Separate out the lines that hold "authentication".

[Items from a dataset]
--- BEGIN ---
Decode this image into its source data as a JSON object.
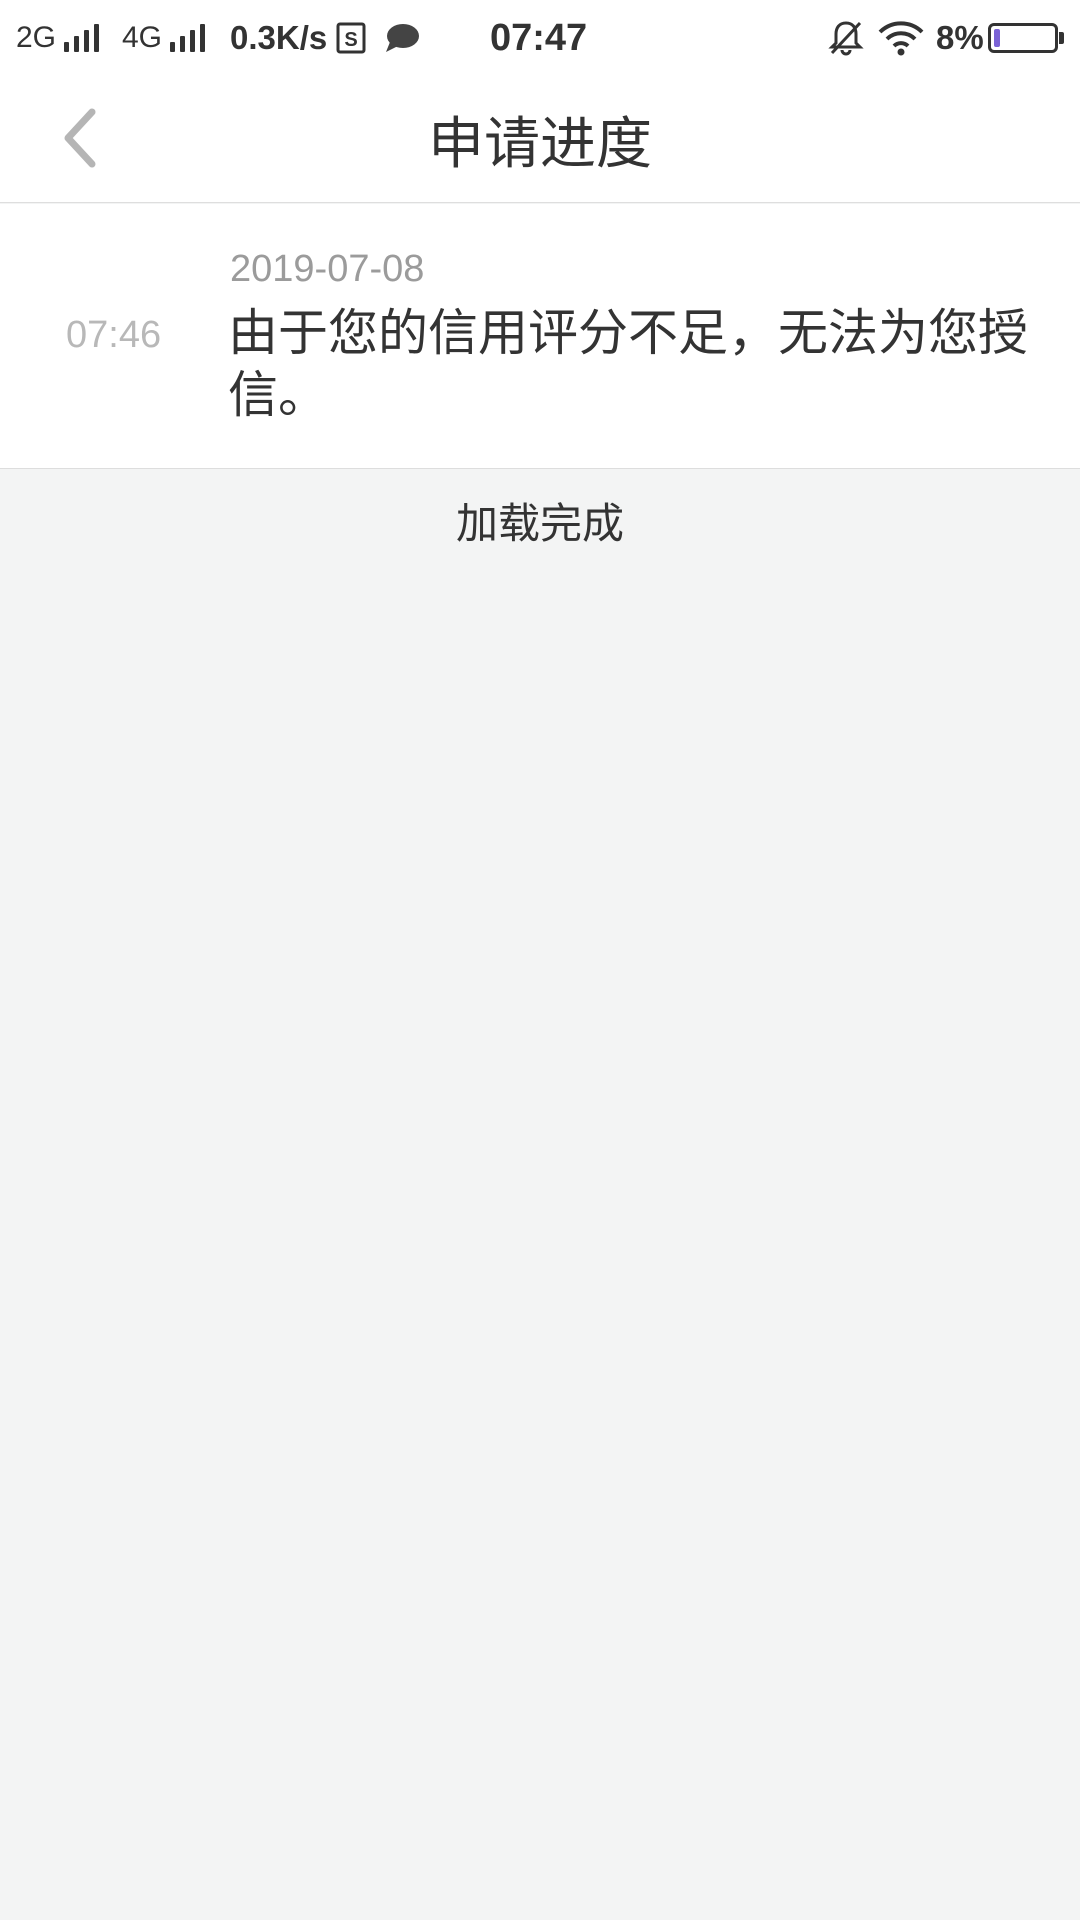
{
  "status_bar": {
    "network_1": "2G",
    "network_2": "4G",
    "speed": "0.3K/s",
    "sim_icon": "sim-s-icon",
    "message_icon": "chat-bubble-icon",
    "clock": "07:47",
    "mute_icon": "bell-off-icon",
    "wifi_icon": "wifi-icon",
    "battery_percent": "8%",
    "battery_level": 0.08,
    "battery_color": "#7b63d6"
  },
  "nav": {
    "back_icon": "chevron-left-icon",
    "title": "申请进度"
  },
  "records": [
    {
      "date": "2019-07-08",
      "time": "07:46",
      "message": "由于您的信用评分不足，无法为您授信。"
    }
  ],
  "list_footer": {
    "status": "加载完成"
  }
}
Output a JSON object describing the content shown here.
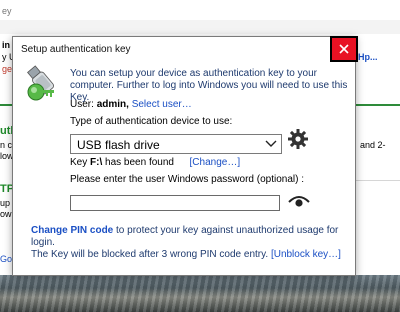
{
  "background": {
    "title_fragment": "ey",
    "fragments": {
      "in": "in",
      "y_u": "y U",
      "ge": "ge",
      "uth": "uth",
      "n_c": "n c",
      "lov": "low",
      "tp": "TP",
      "up": "up C",
      "ov": "ow",
      "go": "Goo",
      "hlp": "Hp...",
      "and2": "and 2-"
    }
  },
  "dialog": {
    "title": "Setup authentication key",
    "close_label": "✕",
    "intro": "You can setup your device as authentication key to your computer. Further to log into Windows you will need to use this Key.",
    "user_label": "User:",
    "user_name": "admin,",
    "select_user_link": "Select user…",
    "device_type_label": "Type of authentication device to use:",
    "device_type_value": "USB flash drive",
    "key_found_prefix": "Key",
    "key_drive": "F:\\",
    "key_found_suffix": "has been found",
    "change_link": "[Change…]",
    "password_label": "Please enter the user Windows password (optional) :",
    "password_value": "",
    "change_pin_link": "Change PIN code",
    "change_pin_text": "to protect your key against unauthorized usage for login.",
    "blocked_text": "The Key will be blocked after 3 wrong PIN code entry.",
    "unblock_link": "[Unblock key…]"
  },
  "colors": {
    "close_button": "#e81123",
    "link": "#1a4fc4",
    "intro_text": "#1e3a6e",
    "background_green": "#1f8a2a"
  },
  "icons": {
    "header": "usb-key-icon",
    "device_settings": "gear-icon",
    "password_toggle": "eye-icon",
    "dropdown": "chevron-down-icon",
    "close": "close-icon"
  }
}
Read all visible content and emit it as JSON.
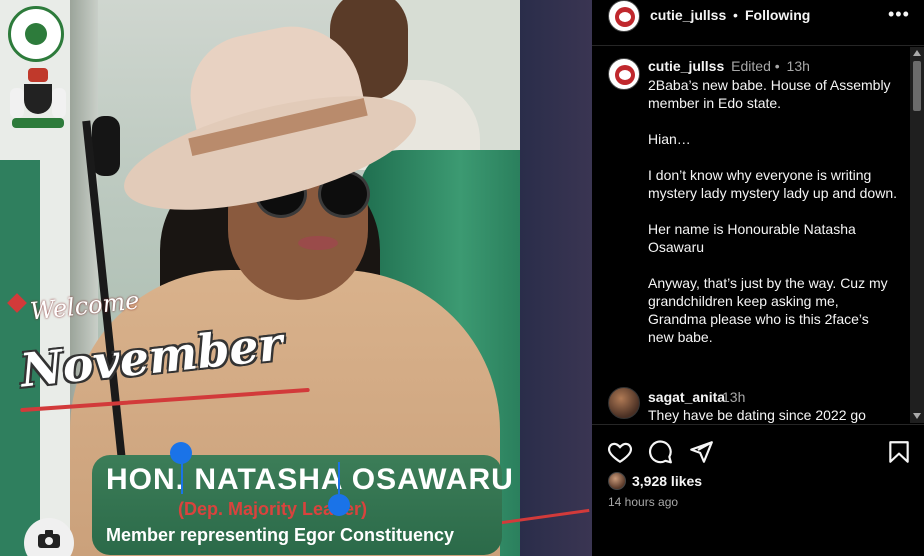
{
  "post": {
    "header": {
      "username": "cutie_jullss",
      "separator": "•",
      "follow_status": "Following",
      "more_icon": "more-horizontal-icon"
    },
    "caption": {
      "username": "cutie_jullss",
      "edited": "Edited •",
      "time": "13h",
      "text": "2Baba’s new babe. House of Assembly member in Edo state.\n\nHian…\n\nI don’t know why everyone is writing mystery lady mystery lady up and down.\n\nHer name is Honourable Natasha Osawaru\n\nAnyway, that’s just by the way. Cuz my grandchildren keep asking me, Grandma please who is this 2face’s new babe."
    },
    "comments": [
      {
        "username": "sagat_anita",
        "time": "13h",
        "text": "They have be dating since 2022 go"
      }
    ],
    "actions": {
      "like_icon": "heart-icon",
      "comment_icon": "comment-icon",
      "share_icon": "share-icon",
      "save_icon": "bookmark-icon"
    },
    "likes": "3,928 likes",
    "age": "14 hours ago"
  },
  "photo": {
    "welcome_text": "Welcome",
    "month_text": "November",
    "banner": {
      "name_line": "HON. NATASHA OSAWARU",
      "role_line": "(Dep. Majority Leader)",
      "member_line": "Member representing Egor Constituency"
    }
  },
  "colors": {
    "background": "#000000",
    "text_primary": "#f5f5f5",
    "text_secondary": "#a8a8a8",
    "banner_green": "#2b6a49",
    "role_red": "#d9433d",
    "selection_blue": "#1a73e8"
  }
}
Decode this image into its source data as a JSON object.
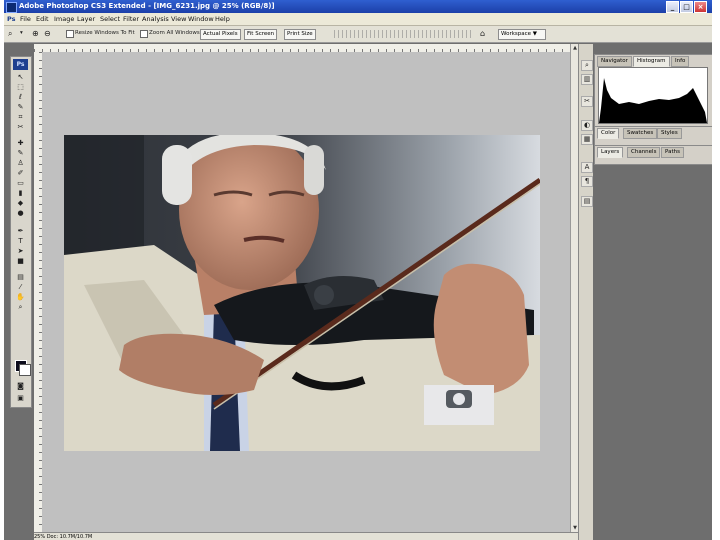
{
  "window": {
    "title": "Adobe Photoshop CS3 Extended - [IMG_6231.jpg @ 25% (RGB/8)]",
    "controls": {
      "minimize": "_",
      "maximize": "□",
      "close": "×"
    }
  },
  "menubar": {
    "items": [
      {
        "label": "Ps"
      },
      {
        "label": "File"
      },
      {
        "label": "Edit"
      },
      {
        "label": "Image"
      },
      {
        "label": "Layer"
      },
      {
        "label": "Select"
      },
      {
        "label": "Filter"
      },
      {
        "label": "Analysis"
      },
      {
        "label": "View"
      },
      {
        "label": "Window"
      },
      {
        "label": "Help"
      }
    ]
  },
  "options_bar": {
    "resize_windows_label": "Resize Windows To Fit",
    "zoom_all_windows_label": "Zoom All Windows",
    "actual_pixels_label": "Actual Pixels",
    "fit_screen_label": "Fit Screen",
    "print_size_label": "Print Size",
    "workspace_label": "Workspace ▼"
  },
  "document": {
    "zoom": "25%",
    "file": "IMG_6231.jpg",
    "status": "25%  Doc: 10.7M/10.7M"
  },
  "tools": [
    {
      "icon": "move-icon",
      "glyph": "↖"
    },
    {
      "icon": "marquee-icon",
      "glyph": "⬚"
    },
    {
      "icon": "lasso-icon",
      "glyph": "ℓ"
    },
    {
      "icon": "quick-select-icon",
      "glyph": "✎"
    },
    {
      "icon": "crop-icon",
      "glyph": "⌗"
    },
    {
      "icon": "slice-icon",
      "glyph": "✂"
    },
    {
      "icon": "healing-brush-icon",
      "glyph": "✚"
    },
    {
      "icon": "brush-icon",
      "glyph": "✎"
    },
    {
      "icon": "clone-stamp-icon",
      "glyph": "♙"
    },
    {
      "icon": "history-brush-icon",
      "glyph": "✐"
    },
    {
      "icon": "eraser-icon",
      "glyph": "▭"
    },
    {
      "icon": "gradient-icon",
      "glyph": "▮"
    },
    {
      "icon": "blur-icon",
      "glyph": "◆"
    },
    {
      "icon": "dodge-icon",
      "glyph": "●"
    },
    {
      "icon": "pen-icon",
      "glyph": "✒"
    },
    {
      "icon": "type-icon",
      "glyph": "T"
    },
    {
      "icon": "path-select-icon",
      "glyph": "➤"
    },
    {
      "icon": "shape-icon",
      "glyph": "■"
    },
    {
      "icon": "notes-icon",
      "glyph": "▤"
    },
    {
      "icon": "eyedropper-icon",
      "glyph": "⁄"
    },
    {
      "icon": "hand-icon",
      "glyph": "✋"
    },
    {
      "icon": "zoom-icon",
      "glyph": "⌕"
    }
  ],
  "dock_icons": [
    {
      "icon": "navigator-dock-icon",
      "glyph": "⌕"
    },
    {
      "icon": "histogram-dock-icon",
      "glyph": "▥"
    },
    {
      "icon": "tools-dock-icon",
      "glyph": "✂"
    },
    {
      "icon": "color-dock-icon",
      "glyph": "◐"
    },
    {
      "icon": "swatches-dock-icon",
      "glyph": "▦"
    },
    {
      "icon": "character-dock-icon",
      "glyph": "A"
    },
    {
      "icon": "paragraph-dock-icon",
      "glyph": "¶"
    },
    {
      "icon": "layers-dock-icon",
      "glyph": "▤"
    }
  ],
  "panels": {
    "group1_tabs": [
      "Navigator",
      "Histogram",
      "Info"
    ],
    "group2_tabs": [
      "Color",
      "Swatches",
      "Styles"
    ],
    "group3_tabs": [
      "Layers",
      "Channels",
      "Paths"
    ]
  },
  "colors": {
    "title_bar": "#2450c2",
    "foreground_swatch": "#0c0c1c",
    "background_swatch": "#ffffff",
    "canvas_bg": "#c0c0c0",
    "workspace_bg": "#6e6e6e"
  }
}
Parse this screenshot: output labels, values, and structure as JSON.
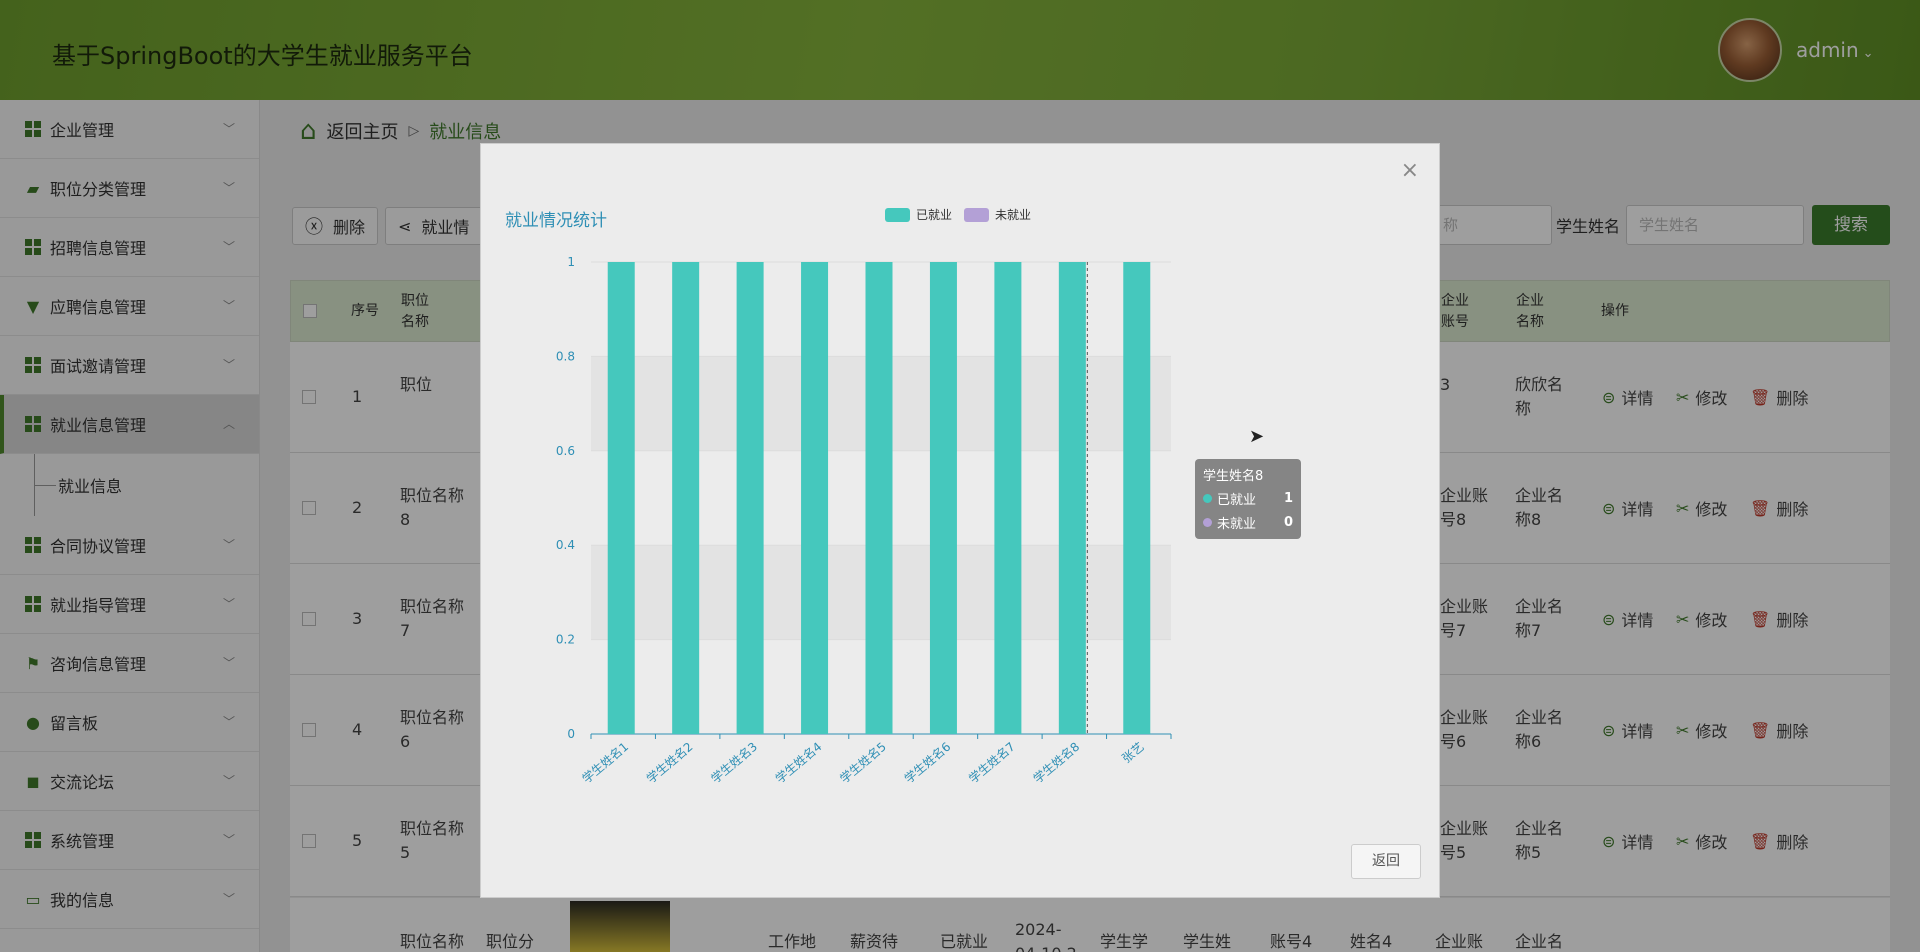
--- END ---
» Output:
    "title": "Setup authentication key",
    "intro": "You can setup your device as authentication key to your computer. Further to log into Windows you will need to use this Key.",
    "device_type_label": "Type of authentication device to use:",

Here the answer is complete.